Task to carry out> Look for the string "жилищного" in every line, and copy each line that has it.

--- Given entries ---

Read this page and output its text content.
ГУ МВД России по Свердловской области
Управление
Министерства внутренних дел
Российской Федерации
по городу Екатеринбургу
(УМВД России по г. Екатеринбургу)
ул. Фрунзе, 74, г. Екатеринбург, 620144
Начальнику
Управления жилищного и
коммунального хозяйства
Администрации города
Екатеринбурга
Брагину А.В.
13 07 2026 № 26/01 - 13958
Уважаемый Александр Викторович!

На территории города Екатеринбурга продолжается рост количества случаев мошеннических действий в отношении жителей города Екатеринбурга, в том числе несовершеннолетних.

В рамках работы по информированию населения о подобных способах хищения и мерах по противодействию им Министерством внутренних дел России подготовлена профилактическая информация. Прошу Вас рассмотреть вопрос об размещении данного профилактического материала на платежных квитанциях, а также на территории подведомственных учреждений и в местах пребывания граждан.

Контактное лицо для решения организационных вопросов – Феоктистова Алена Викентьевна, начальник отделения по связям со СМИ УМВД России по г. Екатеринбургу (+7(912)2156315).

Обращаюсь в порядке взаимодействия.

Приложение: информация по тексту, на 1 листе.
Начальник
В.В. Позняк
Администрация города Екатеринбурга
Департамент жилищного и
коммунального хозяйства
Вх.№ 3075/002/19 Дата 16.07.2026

---

Response for this exercise>
Управления жилищного и
Департамент жилищного и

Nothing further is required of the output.